◆ **YOUR OBJECTIVE**:
Gather every line of the items below that contains the word "close", and copy each one in full.

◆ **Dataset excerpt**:
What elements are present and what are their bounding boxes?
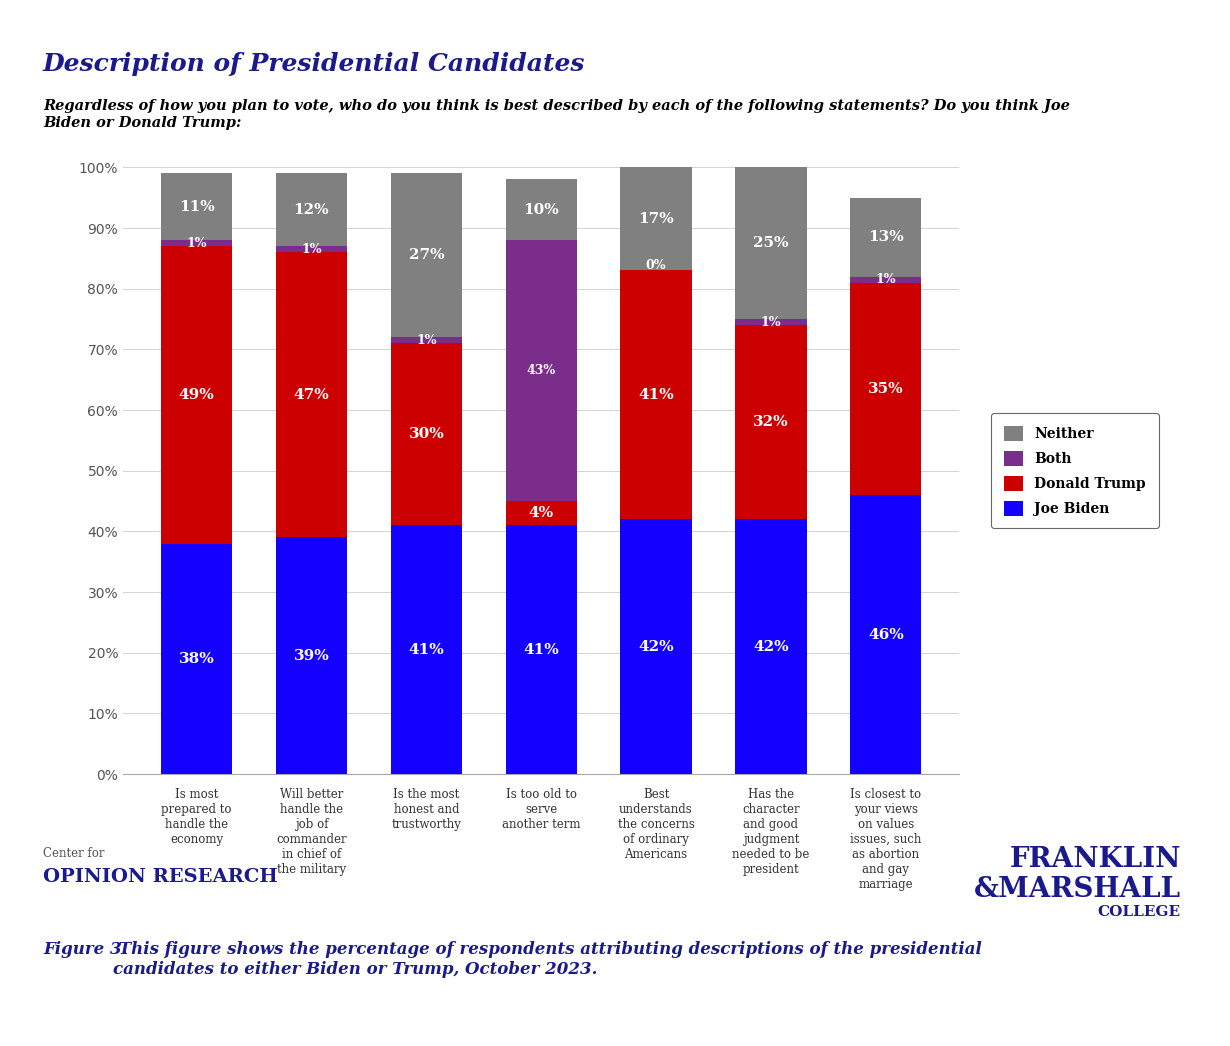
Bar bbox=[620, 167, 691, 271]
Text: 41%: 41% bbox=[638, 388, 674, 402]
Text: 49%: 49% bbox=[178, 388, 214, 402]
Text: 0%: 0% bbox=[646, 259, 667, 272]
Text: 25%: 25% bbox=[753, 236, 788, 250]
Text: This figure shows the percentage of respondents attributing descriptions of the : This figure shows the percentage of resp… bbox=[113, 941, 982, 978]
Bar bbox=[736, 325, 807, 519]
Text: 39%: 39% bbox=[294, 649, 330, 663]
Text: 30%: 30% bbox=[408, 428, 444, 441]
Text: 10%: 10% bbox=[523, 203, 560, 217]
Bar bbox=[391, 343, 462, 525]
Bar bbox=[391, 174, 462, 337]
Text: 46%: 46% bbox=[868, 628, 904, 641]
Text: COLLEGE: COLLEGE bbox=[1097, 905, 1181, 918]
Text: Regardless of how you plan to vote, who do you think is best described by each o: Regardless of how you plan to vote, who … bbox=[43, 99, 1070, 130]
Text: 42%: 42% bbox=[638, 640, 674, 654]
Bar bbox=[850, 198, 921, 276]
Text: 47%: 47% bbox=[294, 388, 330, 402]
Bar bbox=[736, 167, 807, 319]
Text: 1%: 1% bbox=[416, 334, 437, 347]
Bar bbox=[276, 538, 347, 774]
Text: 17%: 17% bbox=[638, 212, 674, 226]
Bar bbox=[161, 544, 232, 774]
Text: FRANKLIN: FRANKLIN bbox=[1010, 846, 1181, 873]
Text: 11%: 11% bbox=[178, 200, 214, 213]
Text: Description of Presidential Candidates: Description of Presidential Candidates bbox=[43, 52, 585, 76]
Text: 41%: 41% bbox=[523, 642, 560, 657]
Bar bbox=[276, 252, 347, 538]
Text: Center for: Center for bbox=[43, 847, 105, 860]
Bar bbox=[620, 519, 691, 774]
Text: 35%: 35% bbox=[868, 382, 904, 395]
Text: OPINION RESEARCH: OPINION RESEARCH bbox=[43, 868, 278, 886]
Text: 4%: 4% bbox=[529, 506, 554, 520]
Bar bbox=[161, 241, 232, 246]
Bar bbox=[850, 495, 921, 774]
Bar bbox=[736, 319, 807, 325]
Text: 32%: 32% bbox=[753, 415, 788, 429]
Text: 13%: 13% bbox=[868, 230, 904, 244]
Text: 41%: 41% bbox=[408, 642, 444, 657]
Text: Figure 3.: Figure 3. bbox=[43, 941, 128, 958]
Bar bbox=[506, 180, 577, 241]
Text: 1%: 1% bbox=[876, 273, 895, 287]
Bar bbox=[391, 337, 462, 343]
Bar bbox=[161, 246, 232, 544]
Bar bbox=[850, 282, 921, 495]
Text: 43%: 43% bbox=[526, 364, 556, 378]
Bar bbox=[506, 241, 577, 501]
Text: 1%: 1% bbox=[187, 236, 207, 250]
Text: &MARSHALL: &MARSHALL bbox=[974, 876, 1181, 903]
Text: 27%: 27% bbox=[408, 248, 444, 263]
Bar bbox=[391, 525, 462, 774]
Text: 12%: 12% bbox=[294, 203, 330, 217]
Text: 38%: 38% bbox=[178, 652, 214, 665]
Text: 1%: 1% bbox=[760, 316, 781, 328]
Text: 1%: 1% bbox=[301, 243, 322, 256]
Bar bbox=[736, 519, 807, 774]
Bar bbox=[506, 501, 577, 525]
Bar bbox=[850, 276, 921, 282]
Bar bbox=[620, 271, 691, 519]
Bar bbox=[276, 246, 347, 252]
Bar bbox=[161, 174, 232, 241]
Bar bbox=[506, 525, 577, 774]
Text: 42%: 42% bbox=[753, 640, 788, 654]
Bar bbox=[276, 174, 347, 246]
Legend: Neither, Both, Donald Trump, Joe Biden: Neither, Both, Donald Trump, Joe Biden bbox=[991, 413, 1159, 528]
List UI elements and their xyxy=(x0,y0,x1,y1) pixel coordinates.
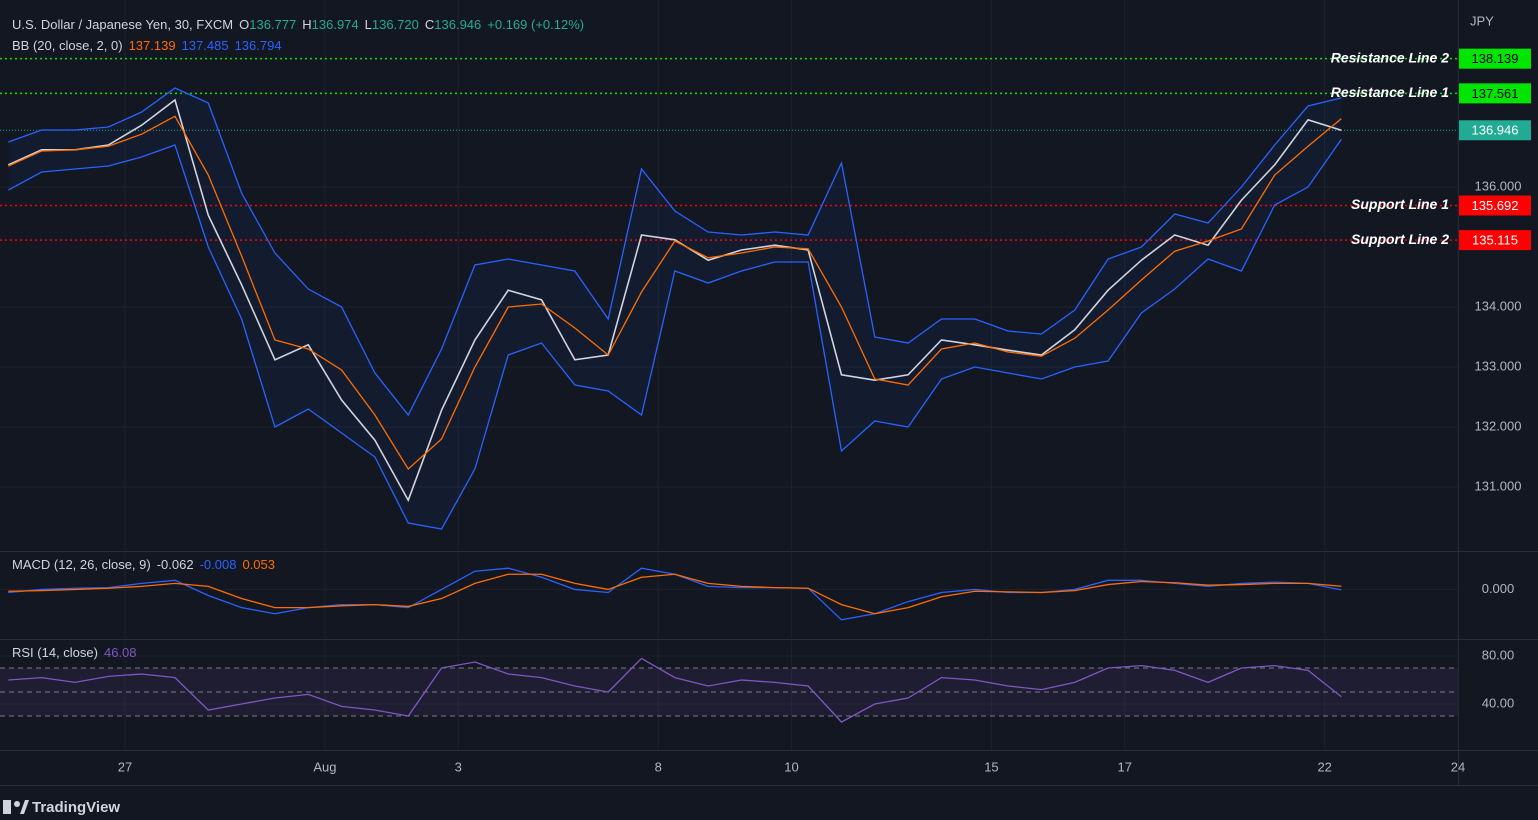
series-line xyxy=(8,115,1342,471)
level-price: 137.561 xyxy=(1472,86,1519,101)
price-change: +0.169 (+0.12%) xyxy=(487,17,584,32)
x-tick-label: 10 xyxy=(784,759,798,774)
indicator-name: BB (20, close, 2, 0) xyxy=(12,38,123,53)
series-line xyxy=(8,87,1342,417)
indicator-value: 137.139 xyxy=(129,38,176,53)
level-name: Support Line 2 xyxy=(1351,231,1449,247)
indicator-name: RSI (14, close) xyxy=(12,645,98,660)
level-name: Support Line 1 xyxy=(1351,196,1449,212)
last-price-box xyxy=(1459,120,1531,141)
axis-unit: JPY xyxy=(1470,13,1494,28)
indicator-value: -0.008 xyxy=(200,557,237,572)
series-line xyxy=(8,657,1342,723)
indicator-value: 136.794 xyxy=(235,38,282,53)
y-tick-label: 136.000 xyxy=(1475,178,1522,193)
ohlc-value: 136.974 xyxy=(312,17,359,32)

◆ **CORRECT RESPONSE**:
indicator-name: BB (20, close, 2, 0) xyxy=(12,38,123,53)
indicator-name: RSI (14, close) xyxy=(12,645,98,660)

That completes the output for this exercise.